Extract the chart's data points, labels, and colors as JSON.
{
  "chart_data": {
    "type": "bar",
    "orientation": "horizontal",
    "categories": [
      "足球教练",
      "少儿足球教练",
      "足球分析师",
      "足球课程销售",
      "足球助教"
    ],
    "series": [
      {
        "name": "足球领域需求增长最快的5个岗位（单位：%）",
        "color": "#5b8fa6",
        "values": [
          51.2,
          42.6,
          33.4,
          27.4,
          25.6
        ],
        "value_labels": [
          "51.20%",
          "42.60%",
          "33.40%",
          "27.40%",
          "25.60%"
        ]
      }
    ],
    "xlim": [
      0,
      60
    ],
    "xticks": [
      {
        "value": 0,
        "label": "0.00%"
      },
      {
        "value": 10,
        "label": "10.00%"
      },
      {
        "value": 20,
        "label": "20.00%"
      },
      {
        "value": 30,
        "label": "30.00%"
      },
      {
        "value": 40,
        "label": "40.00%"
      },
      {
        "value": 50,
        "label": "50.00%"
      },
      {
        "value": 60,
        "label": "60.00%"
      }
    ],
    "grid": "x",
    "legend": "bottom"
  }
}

****

[WHAT THE EXERCISE ASKS]
Each of the records should be retyped exactly.

[OUTPUT]
Extract the chart's data points, labels, and colors as JSON.
{
  "chart_data": {
    "type": "bar",
    "orientation": "horizontal",
    "categories": [
      "足球教练",
      "少儿足球教练",
      "足球分析师",
      "足球课程销售",
      "足球助教"
    ],
    "series": [
      {
        "name": "足球领域需求增长最快的5个岗位（单位：%）",
        "color": "#5b8fa6",
        "values": [
          51.2,
          42.6,
          33.4,
          27.4,
          25.6
        ],
        "value_labels": [
          "51.20%",
          "42.60%",
          "33.40%",
          "27.40%",
          "25.60%"
        ]
      }
    ],
    "xlim": [
      0,
      60
    ],
    "xticks": [
      {
        "value": 0,
        "label": "0.00%"
      },
      {
        "value": 10,
        "label": "10.00%"
      },
      {
        "value": 20,
        "label": "20.00%"
      },
      {
        "value": 30,
        "label": "30.00%"
      },
      {
        "value": 40,
        "label": "40.00%"
      },
      {
        "value": 50,
        "label": "50.00%"
      },
      {
        "value": 60,
        "label": "60.00%"
      }
    ],
    "grid": "x",
    "legend": "bottom"
  }
}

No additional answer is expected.